* Begin Recorded information *
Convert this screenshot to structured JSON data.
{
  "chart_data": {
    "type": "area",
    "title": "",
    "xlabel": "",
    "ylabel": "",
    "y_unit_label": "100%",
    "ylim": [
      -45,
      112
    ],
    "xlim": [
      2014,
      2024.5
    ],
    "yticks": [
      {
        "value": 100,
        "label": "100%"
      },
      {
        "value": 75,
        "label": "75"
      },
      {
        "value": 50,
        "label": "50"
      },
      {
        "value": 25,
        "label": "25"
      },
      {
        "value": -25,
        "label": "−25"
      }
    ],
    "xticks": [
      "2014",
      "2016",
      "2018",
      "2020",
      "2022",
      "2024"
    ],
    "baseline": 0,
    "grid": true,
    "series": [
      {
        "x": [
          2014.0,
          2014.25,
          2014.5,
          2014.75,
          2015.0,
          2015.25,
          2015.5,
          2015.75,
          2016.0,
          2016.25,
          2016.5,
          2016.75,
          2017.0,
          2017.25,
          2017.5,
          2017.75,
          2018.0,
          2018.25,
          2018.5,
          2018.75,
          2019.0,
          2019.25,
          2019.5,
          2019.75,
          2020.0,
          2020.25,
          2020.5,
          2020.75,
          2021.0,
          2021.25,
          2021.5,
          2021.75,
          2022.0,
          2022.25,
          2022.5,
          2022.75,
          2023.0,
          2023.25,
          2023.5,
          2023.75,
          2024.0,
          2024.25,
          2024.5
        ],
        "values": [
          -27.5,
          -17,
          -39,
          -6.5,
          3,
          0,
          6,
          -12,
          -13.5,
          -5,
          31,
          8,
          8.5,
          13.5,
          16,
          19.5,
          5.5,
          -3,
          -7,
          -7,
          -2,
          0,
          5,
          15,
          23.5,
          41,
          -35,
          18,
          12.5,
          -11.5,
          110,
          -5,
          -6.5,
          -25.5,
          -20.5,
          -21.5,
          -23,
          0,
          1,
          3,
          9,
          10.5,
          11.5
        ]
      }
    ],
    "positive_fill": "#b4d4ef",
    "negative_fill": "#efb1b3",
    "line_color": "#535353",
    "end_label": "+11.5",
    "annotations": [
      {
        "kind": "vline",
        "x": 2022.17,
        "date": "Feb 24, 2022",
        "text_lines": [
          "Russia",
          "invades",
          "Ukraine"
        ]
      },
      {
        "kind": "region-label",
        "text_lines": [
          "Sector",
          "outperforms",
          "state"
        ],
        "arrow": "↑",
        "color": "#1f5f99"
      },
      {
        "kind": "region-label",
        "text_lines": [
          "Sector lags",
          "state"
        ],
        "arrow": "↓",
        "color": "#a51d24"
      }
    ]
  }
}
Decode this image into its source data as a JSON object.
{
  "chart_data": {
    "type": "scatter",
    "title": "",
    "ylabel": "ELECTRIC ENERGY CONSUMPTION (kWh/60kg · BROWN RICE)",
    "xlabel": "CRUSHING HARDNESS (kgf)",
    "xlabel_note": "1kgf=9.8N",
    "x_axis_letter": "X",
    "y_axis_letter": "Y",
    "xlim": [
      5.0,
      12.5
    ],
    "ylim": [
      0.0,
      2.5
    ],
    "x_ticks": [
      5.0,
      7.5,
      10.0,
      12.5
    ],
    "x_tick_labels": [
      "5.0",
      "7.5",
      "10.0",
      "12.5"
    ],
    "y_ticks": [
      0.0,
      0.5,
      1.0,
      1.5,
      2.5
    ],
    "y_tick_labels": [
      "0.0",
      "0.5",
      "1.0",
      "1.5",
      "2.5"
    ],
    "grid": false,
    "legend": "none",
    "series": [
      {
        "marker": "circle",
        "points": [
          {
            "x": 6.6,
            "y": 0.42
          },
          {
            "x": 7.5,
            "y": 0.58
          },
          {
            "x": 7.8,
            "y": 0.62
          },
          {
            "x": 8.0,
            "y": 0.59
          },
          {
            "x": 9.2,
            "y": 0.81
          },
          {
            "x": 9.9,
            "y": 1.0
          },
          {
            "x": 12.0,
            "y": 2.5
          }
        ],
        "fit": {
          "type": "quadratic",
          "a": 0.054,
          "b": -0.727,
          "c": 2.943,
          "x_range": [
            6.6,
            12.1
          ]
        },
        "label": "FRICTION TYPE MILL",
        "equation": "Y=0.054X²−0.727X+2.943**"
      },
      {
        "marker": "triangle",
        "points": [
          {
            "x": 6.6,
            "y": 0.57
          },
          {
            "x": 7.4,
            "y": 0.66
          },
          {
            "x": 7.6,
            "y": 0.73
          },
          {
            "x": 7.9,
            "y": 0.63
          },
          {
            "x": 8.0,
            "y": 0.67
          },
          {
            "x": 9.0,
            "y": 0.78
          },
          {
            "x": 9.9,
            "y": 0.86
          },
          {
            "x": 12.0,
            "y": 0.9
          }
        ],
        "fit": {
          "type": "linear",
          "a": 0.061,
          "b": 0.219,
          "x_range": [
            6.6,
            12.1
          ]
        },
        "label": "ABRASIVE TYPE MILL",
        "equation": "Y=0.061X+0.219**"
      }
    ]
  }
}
* End Recorded information *
## Instructions for the task
Restate the listing above word for word.

## Response
Convert this screenshot to structured JSON data.
{
  "chart_data": {
    "type": "area",
    "title": "",
    "xlabel": "",
    "ylabel": "",
    "y_unit_label": "100%",
    "ylim": [
      -45,
      112
    ],
    "xlim": [
      2014,
      2024.5
    ],
    "yticks": [
      {
        "value": 100,
        "label": "100%"
      },
      {
        "value": 75,
        "label": "75"
      },
      {
        "value": 50,
        "label": "50"
      },
      {
        "value": 25,
        "label": "25"
      },
      {
        "value": -25,
        "label": "−25"
      }
    ],
    "xticks": [
      "2014",
      "2016",
      "2018",
      "2020",
      "2022",
      "2024"
    ],
    "baseline": 0,
    "grid": true,
    "series": [
      {
        "x": [
          2014.0,
          2014.25,
          2014.5,
          2014.75,
          2015.0,
          2015.25,
          2015.5,
          2015.75,
          2016.0,
          2016.25,
          2016.5,
          2016.75,
          2017.0,
          2017.25,
          2017.5,
          2017.75,
          2018.0,
          2018.25,
          2018.5,
          2018.75,
          2019.0,
          2019.25,
          2019.5,
          2019.75,
          2020.0,
          2020.25,
          2020.5,
          2020.75,
          2021.0,
          2021.25,
          2021.5,
          2021.75,
          2022.0,
          2022.25,
          2022.5,
          2022.75,
          2023.0,
          2023.25,
          2023.5,
          2023.75,
          2024.0,
          2024.25,
          2024.5
        ],
        "values": [
          -27.5,
          -17,
          -39,
          -6.5,
          3,
          0,
          6,
          -12,
          -13.5,
          -5,
          31,
          8,
          8.5,
          13.5,
          16,
          19.5,
          5.5,
          -3,
          -7,
          -7,
          -2,
          0,
          5,
          15,
          23.5,
          41,
          -35,
          18,
          12.5,
          -11.5,
          110,
          -5,
          -6.5,
          -25.5,
          -20.5,
          -21.5,
          -23,
          0,
          1,
          3,
          9,
          10.5,
          11.5
        ]
      }
    ],
    "positive_fill": "#b4d4ef",
    "negative_fill": "#efb1b3",
    "line_color": "#535353",
    "end_label": "+11.5",
    "annotations": [
      {
        "kind": "vline",
        "x": 2022.17,
        "date": "Feb 24, 2022",
        "text_lines": [
          "Russia",
          "invades",
          "Ukraine"
        ]
      },
      {
        "kind": "region-label",
        "text_lines": [
          "Sector",
          "outperforms",
          "state"
        ],
        "arrow": "↑",
        "color": "#1f5f99"
      },
      {
        "kind": "region-label",
        "text_lines": [
          "Sector lags",
          "state"
        ],
        "arrow": "↓",
        "color": "#a51d24"
      }
    ]
  }
}
Decode this image into its source data as a JSON object.
{
  "chart_data": {
    "type": "scatter",
    "title": "",
    "ylabel": "ELECTRIC ENERGY CONSUMPTION (kWh/60kg · BROWN RICE)",
    "xlabel": "CRUSHING HARDNESS (kgf)",
    "xlabel_note": "1kgf=9.8N",
    "x_axis_letter": "X",
    "y_axis_letter": "Y",
    "xlim": [
      5.0,
      12.5
    ],
    "ylim": [
      0.0,
      2.5
    ],
    "x_ticks": [
      5.0,
      7.5,
      10.0,
      12.5
    ],
    "x_tick_labels": [
      "5.0",
      "7.5",
      "10.0",
      "12.5"
    ],
    "y_ticks": [
      0.0,
      0.5,
      1.0,
      1.5,
      2.5
    ],
    "y_tick_labels": [
      "0.0",
      "0.5",
      "1.0",
      "1.5",
      "2.5"
    ],
    "grid": false,
    "legend": "none",
    "series": [
      {
        "marker": "circle",
        "points": [
          {
            "x": 6.6,
            "y": 0.42
          },
          {
            "x": 7.5,
            "y": 0.58
          },
          {
            "x": 7.8,
            "y": 0.62
          },
          {
            "x": 8.0,
            "y": 0.59
          },
          {
            "x": 9.2,
            "y": 0.81
          },
          {
            "x": 9.9,
            "y": 1.0
          },
          {
            "x": 12.0,
            "y": 2.5
          }
        ],
        "fit": {
          "type": "quadratic",
          "a": 0.054,
          "b": -0.727,
          "c": 2.943,
          "x_range": [
            6.6,
            12.1
          ]
        },
        "label": "FRICTION TYPE MILL",
        "equation": "Y=0.054X²−0.727X+2.943**"
      },
      {
        "marker": "triangle",
        "points": [
          {
            "x": 6.6,
            "y": 0.57
          },
          {
            "x": 7.4,
            "y": 0.66
          },
          {
            "x": 7.6,
            "y": 0.73
          },
          {
            "x": 7.9,
            "y": 0.63
          },
          {
            "x": 8.0,
            "y": 0.67
          },
          {
            "x": 9.0,
            "y": 0.78
          },
          {
            "x": 9.9,
            "y": 0.86
          },
          {
            "x": 12.0,
            "y": 0.9
          }
        ],
        "fit": {
          "type": "linear",
          "a": 0.061,
          "b": 0.219,
          "x_range": [
            6.6,
            12.1
          ]
        },
        "label": "ABRASIVE TYPE MILL",
        "equation": "Y=0.061X+0.219**"
      }
    ]
  }
}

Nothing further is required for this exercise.